*REQUIRED WORK*: From the text on RFT, copy out the portion between "The surveyed papers" and "dataset (Ni et al., 26 May 2025).", inclusive.

Operational papers also show that data quality and data selection are not peripheral. UI-Venus reports that roughly 40% of current open-source grounding data contained significant noise and explicitly states that RFT training requires high-quality clean data, leading it to retain about 107k grounding samples from a much larger collected pool (Gu et al., 14 Aug 2025). Point-RFT relies on a curated 71K grounded-CoT corpus before RL (Ni et al., 26 May 2025). OpenRFT relies on question augmentation, synthesized reasoning traces, and PRM-guided PPO because low-resource domain adaptation is otherwise too sparse (Zhang et al., 2024). HES generalizes that idea by arguing that RFT depends not just on generating correct candidates, but on selecting which successful trajectories deserve to become supervision (Li et al., 21 May 2026).

This suggests that selecting RFT also means selecting an accompanying regime of reward engineering, data filtering, rollout infrastructure, and trajectory curation. In the surveyed literature, the strongest RFT results are rarely obtained by reward optimization alone.

6. Limits, caveats, and decision boundaries

The surveyed papers are broadly favorable to RFT, but they also define the conditions under which it is less attractive. The first limitation is complexity. RFTT requires a two-phase pipeline, vocabulary expansion with learnable functional tokens, prompt-guided tree search for warmup data, and online RL with MCTS (Zhang et al., 19 Feb 2025). Reason-RFT requires CoT activation, task-specific reward design, and GRPO training, and it documents reward sensitivity, transient adaptation gaps in RL-only variants, and reasoning redundancy at inference (Tan et al., 26 Mar 2025). Point-RFT notes substantial compute cost, added latency from sequential grounded reasoning, and dependence on a high-quality grounded rationale dataset (Ni et al., 26 May 2025).

(Stored data entries)
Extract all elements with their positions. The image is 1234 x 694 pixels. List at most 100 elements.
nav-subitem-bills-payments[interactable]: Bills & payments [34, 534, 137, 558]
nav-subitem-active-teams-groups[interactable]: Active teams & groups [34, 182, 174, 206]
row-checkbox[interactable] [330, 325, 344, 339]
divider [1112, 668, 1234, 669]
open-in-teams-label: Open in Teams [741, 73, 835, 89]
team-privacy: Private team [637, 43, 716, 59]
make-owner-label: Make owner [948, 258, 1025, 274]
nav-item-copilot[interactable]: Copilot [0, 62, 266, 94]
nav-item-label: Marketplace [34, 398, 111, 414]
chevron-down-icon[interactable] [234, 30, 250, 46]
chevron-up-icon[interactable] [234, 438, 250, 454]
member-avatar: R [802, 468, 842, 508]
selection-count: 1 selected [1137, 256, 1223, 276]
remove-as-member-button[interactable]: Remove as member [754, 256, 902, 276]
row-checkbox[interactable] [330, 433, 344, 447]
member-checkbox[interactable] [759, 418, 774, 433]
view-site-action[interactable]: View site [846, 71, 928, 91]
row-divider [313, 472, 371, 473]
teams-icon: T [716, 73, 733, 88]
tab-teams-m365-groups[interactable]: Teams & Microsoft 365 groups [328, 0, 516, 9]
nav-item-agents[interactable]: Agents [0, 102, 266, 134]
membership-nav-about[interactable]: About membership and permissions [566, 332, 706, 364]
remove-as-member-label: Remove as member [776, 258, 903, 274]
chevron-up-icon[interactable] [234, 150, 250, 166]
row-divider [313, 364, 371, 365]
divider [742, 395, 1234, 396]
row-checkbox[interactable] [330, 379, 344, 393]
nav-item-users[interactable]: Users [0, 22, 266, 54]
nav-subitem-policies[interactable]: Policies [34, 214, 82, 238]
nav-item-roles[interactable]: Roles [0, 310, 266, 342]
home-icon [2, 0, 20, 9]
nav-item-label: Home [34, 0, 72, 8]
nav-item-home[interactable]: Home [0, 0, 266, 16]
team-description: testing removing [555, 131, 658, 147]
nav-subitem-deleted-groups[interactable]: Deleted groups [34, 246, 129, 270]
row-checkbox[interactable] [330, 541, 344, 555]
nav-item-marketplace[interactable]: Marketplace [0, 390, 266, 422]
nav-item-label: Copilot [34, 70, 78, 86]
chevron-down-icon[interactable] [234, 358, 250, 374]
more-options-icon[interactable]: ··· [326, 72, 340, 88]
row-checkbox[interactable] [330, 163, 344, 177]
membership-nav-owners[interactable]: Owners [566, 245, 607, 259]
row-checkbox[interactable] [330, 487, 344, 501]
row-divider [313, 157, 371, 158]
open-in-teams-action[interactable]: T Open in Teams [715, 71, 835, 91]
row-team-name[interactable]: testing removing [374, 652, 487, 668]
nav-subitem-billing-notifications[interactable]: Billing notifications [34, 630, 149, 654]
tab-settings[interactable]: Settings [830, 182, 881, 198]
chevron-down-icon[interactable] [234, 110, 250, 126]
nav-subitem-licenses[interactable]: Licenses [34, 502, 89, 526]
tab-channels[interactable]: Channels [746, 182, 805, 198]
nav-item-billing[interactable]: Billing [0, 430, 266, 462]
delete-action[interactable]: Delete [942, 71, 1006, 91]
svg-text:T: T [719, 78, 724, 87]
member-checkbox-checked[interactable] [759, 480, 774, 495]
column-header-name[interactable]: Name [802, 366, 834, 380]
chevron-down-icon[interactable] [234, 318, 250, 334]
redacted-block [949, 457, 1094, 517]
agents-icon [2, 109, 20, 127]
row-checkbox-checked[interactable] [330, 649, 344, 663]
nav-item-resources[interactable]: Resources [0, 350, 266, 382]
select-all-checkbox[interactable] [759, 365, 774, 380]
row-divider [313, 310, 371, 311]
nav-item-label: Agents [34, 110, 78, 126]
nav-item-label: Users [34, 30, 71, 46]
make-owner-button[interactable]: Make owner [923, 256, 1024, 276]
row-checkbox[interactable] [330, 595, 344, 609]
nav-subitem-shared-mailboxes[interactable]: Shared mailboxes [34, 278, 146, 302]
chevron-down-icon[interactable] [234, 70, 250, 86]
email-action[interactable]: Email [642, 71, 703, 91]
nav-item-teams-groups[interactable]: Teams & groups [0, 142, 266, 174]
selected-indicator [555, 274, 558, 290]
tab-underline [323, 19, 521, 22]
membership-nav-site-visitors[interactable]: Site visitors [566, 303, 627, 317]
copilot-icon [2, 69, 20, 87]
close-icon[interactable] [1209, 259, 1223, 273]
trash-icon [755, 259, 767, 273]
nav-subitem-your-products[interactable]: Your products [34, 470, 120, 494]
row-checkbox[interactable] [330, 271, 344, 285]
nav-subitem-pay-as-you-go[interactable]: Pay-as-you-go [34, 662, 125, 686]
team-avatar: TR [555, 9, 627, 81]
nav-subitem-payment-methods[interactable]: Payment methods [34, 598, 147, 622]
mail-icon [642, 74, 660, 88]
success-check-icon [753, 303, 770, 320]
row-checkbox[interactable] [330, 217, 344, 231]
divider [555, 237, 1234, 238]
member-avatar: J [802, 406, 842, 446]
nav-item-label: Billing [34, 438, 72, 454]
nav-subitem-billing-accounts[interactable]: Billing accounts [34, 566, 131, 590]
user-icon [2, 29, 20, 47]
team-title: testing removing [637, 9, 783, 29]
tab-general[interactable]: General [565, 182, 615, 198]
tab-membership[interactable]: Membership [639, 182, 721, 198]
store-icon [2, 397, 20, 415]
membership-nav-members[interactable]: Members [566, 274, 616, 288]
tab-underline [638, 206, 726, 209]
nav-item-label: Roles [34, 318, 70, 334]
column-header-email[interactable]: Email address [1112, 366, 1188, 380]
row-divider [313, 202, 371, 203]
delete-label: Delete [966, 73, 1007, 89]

*EXPECTED ANSWER*:
The surveyed papers are broadly favorable to RFT, but they also define the conditions under which it is less attractive. The first limitation is complexity. RFTT requires a two-phase pipeline, vocabulary expansion with learnable functional tokens, prompt-guided tree search for warmup data, and online RL with MCTS (Zhang et al., 19 Feb 2025). Reason-RFT requires CoT activation, task-specific reward design, and GRPO training, and it documents reward sensitivity, transient adaptation gaps in RL-only variants, and reasoning redundancy at inference (Tan et al., 26 Mar 2025). Point-RFT notes substantial compute cost, added latency from sequential grounded reasoning, and dependence on a high-quality grounded rationale dataset (Ni et al., 26 May 2025).